*YOUR OBJECTIVE:* Copy all lines of the listing that include the string "OctopusRPA".

*SUPPLIED MATERIAL:*
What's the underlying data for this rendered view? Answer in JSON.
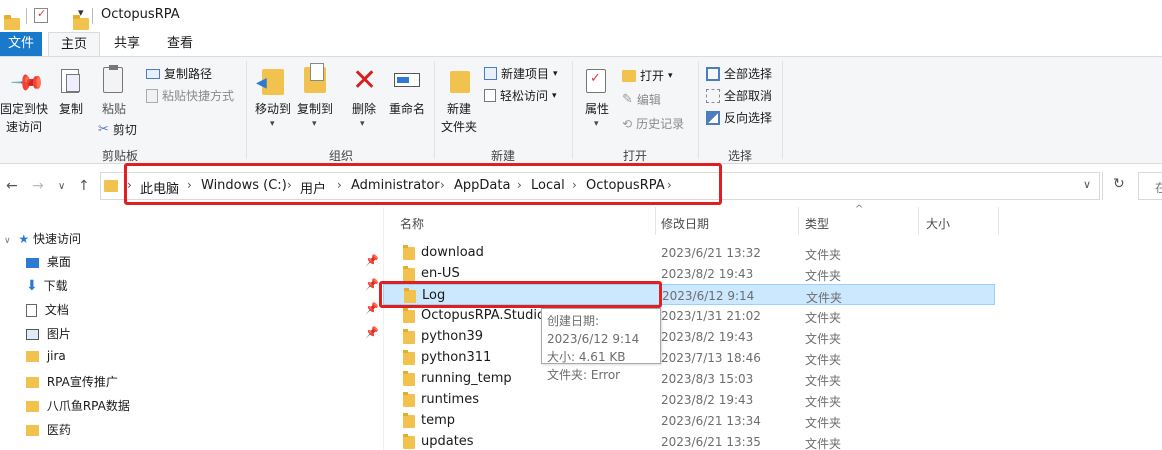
{
  "window": {
    "title": "OctopusRPA"
  },
  "tabs": {
    "file": "文件",
    "home": "主页",
    "share": "共享",
    "view": "查看"
  },
  "ribbon": {
    "pin_quick": "固定到快\n速访问",
    "pin_quick_l1": "固定到快",
    "pin_quick_l2": "速访问",
    "copy": "复制",
    "paste": "粘贴",
    "copy_path": "复制路径",
    "paste_shortcut": "粘贴快捷方式",
    "cut": "剪切",
    "clipboard_label": "剪贴板",
    "move_to": "移动到",
    "copy_to": "复制到",
    "delete": "删除",
    "rename": "重命名",
    "organize_label": "组织",
    "new_item": "新建项目",
    "easy_access": "轻松访问",
    "new_folder_l1": "新建",
    "new_folder_l2": "文件夹",
    "new_label": "新建",
    "properties": "属性",
    "open": "打开",
    "edit": "编辑",
    "history": "历史记录",
    "open_label": "打开",
    "select_all": "全部选择",
    "select_none": "全部取消",
    "invert_select": "反向选择",
    "select_label": "选择"
  },
  "address": {
    "crumbs": [
      "此电脑",
      "Windows (C:)",
      "用户",
      "Administrator",
      "AppData",
      "Local",
      "OctopusRPA"
    ],
    "search_partial": "在"
  },
  "nav": {
    "quick_access": "快速访问",
    "items": [
      {
        "label": "桌面",
        "pinned": true
      },
      {
        "label": "下载",
        "pinned": true
      },
      {
        "label": "文档",
        "pinned": true
      },
      {
        "label": "图片",
        "pinned": true
      },
      {
        "label": "jira",
        "pinned": false
      },
      {
        "label": "RPA宣传推广",
        "pinned": false
      },
      {
        "label": "八爪鱼RPA数据",
        "pinned": false
      },
      {
        "label": "医药",
        "pinned": false
      }
    ]
  },
  "columns": {
    "name": "名称",
    "date": "修改日期",
    "type": "类型",
    "size": "大小"
  },
  "files": [
    {
      "name": "download",
      "date": "2023/6/21 13:32",
      "type": "文件夹"
    },
    {
      "name": "en-US",
      "date": "2023/8/2 19:43",
      "type": "文件夹"
    },
    {
      "name": "Log",
      "date": "2023/6/12 9:14",
      "type": "文件夹",
      "selected": true
    },
    {
      "name": "OctopusRPA.Studio.exe.WebView2",
      "date": "2023/1/31 21:02",
      "type": "文件夹"
    },
    {
      "name": "python39",
      "date": "2023/8/2 19:43",
      "type": "文件夹"
    },
    {
      "name": "python311",
      "date": "2023/7/13 18:46",
      "type": "文件夹"
    },
    {
      "name": "running_temp",
      "date": "2023/8/3 15:03",
      "type": "文件夹"
    },
    {
      "name": "runtimes",
      "date": "2023/8/2 19:43",
      "type": "文件夹"
    },
    {
      "name": "temp",
      "date": "2023/6/21 13:34",
      "type": "文件夹"
    },
    {
      "name": "updates",
      "date": "2023/6/21 13:35",
      "type": "文件夹"
    }
  ],
  "tooltip": {
    "created": "创建日期: 2023/6/12 9:14",
    "size": "大小: 4.61 KB",
    "folders": "文件夹: Error"
  },
  "colors": {
    "accent": "#1979ca",
    "selection": "#cce8ff",
    "highlight_box": "#e02020",
    "folder": "#f2c24f"
  }
}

*TASK RESPONSE:*
    "title": "OctopusRPA"
      "OctopusRPA"
      "name": "OctopusRPA.Studio.exe.WebView2",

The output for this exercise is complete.